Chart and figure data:

# # #

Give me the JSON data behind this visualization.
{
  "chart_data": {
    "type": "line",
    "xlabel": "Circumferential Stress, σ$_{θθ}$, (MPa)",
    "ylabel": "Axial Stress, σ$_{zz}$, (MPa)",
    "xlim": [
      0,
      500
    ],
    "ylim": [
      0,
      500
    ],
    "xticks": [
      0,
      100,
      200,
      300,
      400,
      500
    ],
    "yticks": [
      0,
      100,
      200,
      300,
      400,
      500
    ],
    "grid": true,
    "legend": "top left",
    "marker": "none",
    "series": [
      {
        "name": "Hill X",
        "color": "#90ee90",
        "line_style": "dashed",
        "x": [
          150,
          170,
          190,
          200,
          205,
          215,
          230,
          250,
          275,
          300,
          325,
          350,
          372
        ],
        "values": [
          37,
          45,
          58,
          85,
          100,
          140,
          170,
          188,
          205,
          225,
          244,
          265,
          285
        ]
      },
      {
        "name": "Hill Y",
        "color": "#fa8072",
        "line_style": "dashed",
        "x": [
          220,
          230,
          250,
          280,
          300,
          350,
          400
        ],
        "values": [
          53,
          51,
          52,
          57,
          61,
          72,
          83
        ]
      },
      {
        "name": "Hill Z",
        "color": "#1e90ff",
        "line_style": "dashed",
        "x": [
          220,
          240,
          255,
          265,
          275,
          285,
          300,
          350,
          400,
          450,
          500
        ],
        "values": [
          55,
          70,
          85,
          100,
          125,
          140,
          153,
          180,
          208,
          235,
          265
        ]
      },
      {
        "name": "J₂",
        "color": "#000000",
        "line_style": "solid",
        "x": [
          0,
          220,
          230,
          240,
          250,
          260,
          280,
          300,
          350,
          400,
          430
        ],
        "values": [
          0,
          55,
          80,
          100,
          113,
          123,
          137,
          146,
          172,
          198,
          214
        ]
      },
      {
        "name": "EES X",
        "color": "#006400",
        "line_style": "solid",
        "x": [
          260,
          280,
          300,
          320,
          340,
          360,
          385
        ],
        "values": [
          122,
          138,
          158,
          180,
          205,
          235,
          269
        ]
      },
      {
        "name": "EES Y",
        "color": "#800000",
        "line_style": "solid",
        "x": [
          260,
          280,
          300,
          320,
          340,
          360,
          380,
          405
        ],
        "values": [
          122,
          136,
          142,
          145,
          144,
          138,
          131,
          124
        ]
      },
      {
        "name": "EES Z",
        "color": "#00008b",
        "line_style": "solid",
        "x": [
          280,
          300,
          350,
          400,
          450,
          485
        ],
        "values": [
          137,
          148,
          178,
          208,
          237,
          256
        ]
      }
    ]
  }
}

# # #

▶ **Given problem**: Write out every line from the entries where "name" appears.

▶ **Solution**:
        "name": "Hill X",
        "name": "Hill Y",
        "name": "Hill Z",
        "name": "J₂",
        "name": "EES X",
        "name": "EES Y",
        "name": "EES Z",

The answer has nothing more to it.